**Stated goal**: Find each line in the following listing that has the string "该命题不成立", then state the count and nothing else.

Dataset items
::::

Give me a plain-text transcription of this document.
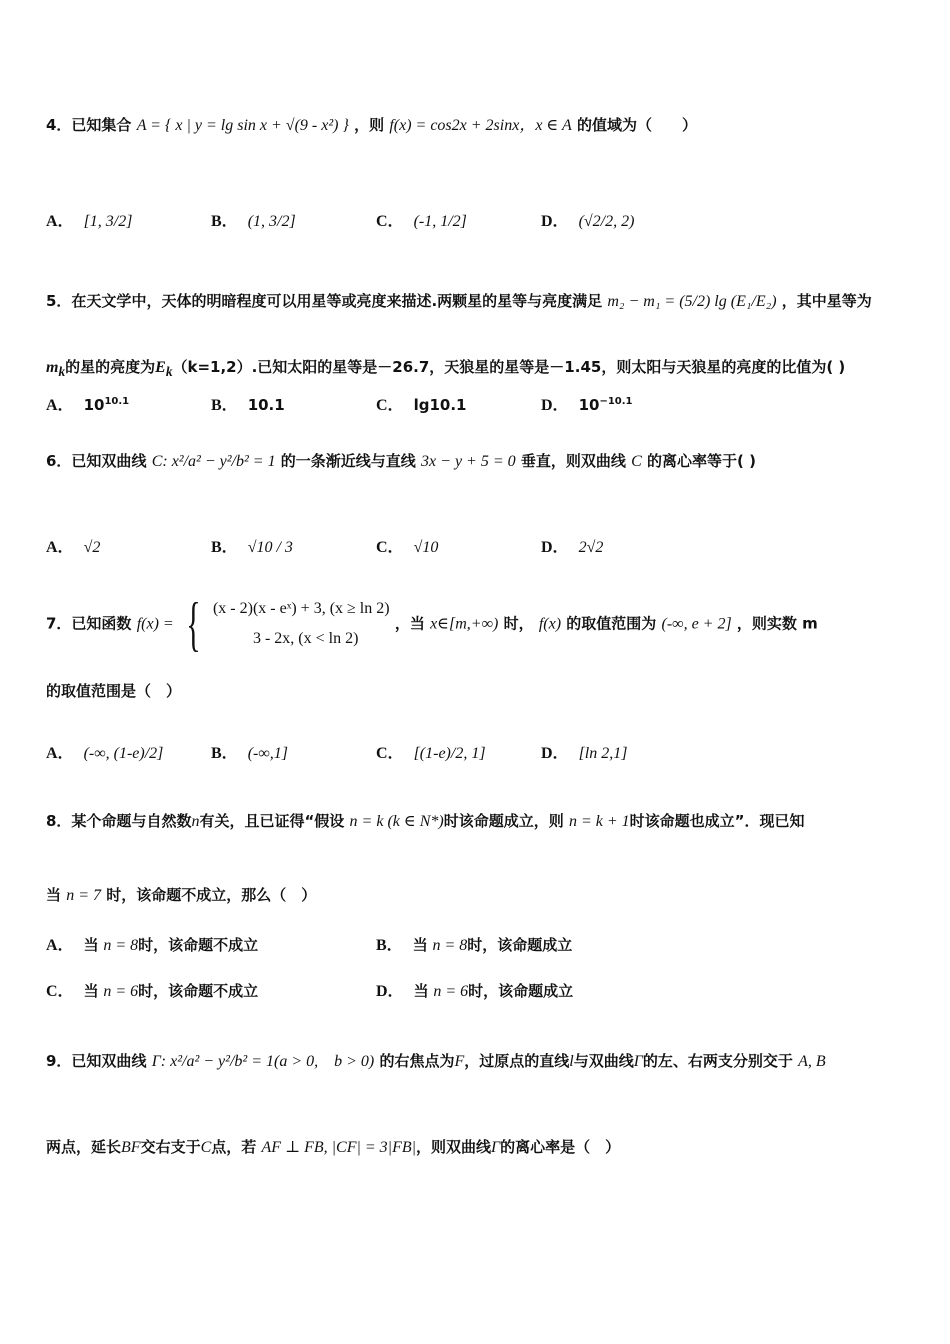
4．已知集合 A = { x | y = lg sin x + √(9 - x²) } ，则 f(x) = cos2x + 2sinx，x ∈ A 的值域为（　　）
A． [1, 3/2]	B． (1, 3/2]	C． (-1, 1/2]	D． (√2/2, 2)
5．在天文学中，天体的明暗程度可以用星等或亮度来描述.两颗星的星等与亮度满足 m₂ − m₁ = (5/2) lg (E₁/E₂) ，其中星等为
$m_k$的星的亮度为$E_k(k=1,2)$.已知太阳的星等是－26.7，天狼星的星等是－1.45，则太阳与天狼星的亮度的比值为( )
A． $10^{10.1}$	B． 10.1	C． lg10.1	D． $10^{-10.1}$
6．已知双曲线 C: x²/a² − y²/b² = 1 的一条渐近线与直线 3x − y + 5 = 0 垂直，则双曲线 C 的离心率等于( )
A． √2	B． √10 / 3	C． √10	D． 2√2
7．已知函数 f(x) = { (x - 2)(x - eˣ) + 3, (x ≥ ln 2)
3 - 2x, (x < ln 2)
，当 x∈[m,+∞) 时， f(x) 的取值范围为 (-∞, e + 2] ，则实数 m
的取值范围是（　）
A． (-∞, (1-e)/2]	B． (-∞,1]	C． [(1-e)/2, 1]	D． [ln 2,1]
8．某个命题与自然数n有关，且已证得“假设 n = k (k ∈ N*)时该命题成立，则 n = k + 1时该命题也成立”．现已知
当 n = 7 时，该命题不成立，那么（　）
A． 当 n = 8时，该命题不成立	B． 当 n = 8时，该命题成立
C． 当 n = 6时，该命题不成立	D． 当 n = 6时，该命题成立
9．已知双曲线 Γ: x²/a² − y²/b² = 1(a > 0,　b > 0) 的右焦点为F，过原点的直线l与双曲线Γ的左、右两支分别交于 A, B
两点，延长BF交右支于C点，若 AF ⊥ FB, |CF| = 3|FB|，则双曲线Γ的离心率是（　）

::::

**Written solution**: 3